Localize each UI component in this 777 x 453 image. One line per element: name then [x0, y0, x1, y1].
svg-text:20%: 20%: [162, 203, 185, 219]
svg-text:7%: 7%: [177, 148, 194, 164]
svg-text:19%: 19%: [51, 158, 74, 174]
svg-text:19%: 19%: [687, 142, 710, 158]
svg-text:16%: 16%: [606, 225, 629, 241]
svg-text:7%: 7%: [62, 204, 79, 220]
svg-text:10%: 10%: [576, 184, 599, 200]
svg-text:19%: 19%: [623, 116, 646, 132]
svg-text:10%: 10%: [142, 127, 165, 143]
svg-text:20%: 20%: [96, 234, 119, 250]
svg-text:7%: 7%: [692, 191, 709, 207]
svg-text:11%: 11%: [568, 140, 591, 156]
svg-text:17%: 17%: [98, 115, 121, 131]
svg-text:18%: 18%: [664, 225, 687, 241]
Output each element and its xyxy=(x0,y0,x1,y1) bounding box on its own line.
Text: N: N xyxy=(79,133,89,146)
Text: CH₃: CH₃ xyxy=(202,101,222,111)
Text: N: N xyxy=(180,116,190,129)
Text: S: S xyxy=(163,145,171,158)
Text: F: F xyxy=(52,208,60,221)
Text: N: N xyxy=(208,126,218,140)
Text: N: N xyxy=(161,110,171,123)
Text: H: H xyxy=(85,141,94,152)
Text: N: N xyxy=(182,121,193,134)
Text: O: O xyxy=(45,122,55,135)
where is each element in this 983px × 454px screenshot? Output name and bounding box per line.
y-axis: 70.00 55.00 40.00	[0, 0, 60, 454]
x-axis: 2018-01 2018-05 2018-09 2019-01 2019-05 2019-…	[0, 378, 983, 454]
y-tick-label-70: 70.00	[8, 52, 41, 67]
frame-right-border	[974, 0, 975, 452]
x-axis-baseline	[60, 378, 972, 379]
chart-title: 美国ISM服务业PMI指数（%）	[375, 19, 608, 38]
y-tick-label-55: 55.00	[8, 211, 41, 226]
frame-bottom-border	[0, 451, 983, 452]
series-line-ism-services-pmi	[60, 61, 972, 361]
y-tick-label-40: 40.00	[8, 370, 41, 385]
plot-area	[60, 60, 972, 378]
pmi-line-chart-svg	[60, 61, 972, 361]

★ ★ ★ ★ ★

■ The problem
Rewrite the stretch from the start of the records through the line containing "Text: O: O xyxy=(45,122,55,135)", with "element" renamed to "item" and nothing else changed.

■ Complete response
Localize each UI component in this 777 x 453 image. One line per item: name then [x0, y0, x1, y1].
svg-text:20%: 20%: [162, 203, 185, 219]
svg-text:7%: 7%: [177, 148, 194, 164]
svg-text:19%: 19%: [51, 158, 74, 174]
svg-text:19%: 19%: [687, 142, 710, 158]
svg-text:16%: 16%: [606, 225, 629, 241]
svg-text:7%: 7%: [62, 204, 79, 220]
svg-text:10%: 10%: [576, 184, 599, 200]
svg-text:19%: 19%: [623, 116, 646, 132]
svg-text:10%: 10%: [142, 127, 165, 143]
svg-text:20%: 20%: [96, 234, 119, 250]
svg-text:7%: 7%: [692, 191, 709, 207]
svg-text:11%: 11%: [568, 140, 591, 156]
svg-text:17%: 17%: [98, 115, 121, 131]
svg-text:18%: 18%: [664, 225, 687, 241]
Output each item and its xyxy=(x0,y0,x1,y1) bounding box on its own line.
Text: N: N xyxy=(79,133,89,146)
Text: CH₃: CH₃ xyxy=(202,101,222,111)
Text: N: N xyxy=(180,116,190,129)
Text: S: S xyxy=(163,145,171,158)
Text: F: F xyxy=(52,208,60,221)
Text: N: N xyxy=(208,126,218,140)
Text: N: N xyxy=(161,110,171,123)
Text: H: H xyxy=(85,141,94,152)
Text: N: N xyxy=(182,121,193,134)
Text: O: O xyxy=(45,122,55,135)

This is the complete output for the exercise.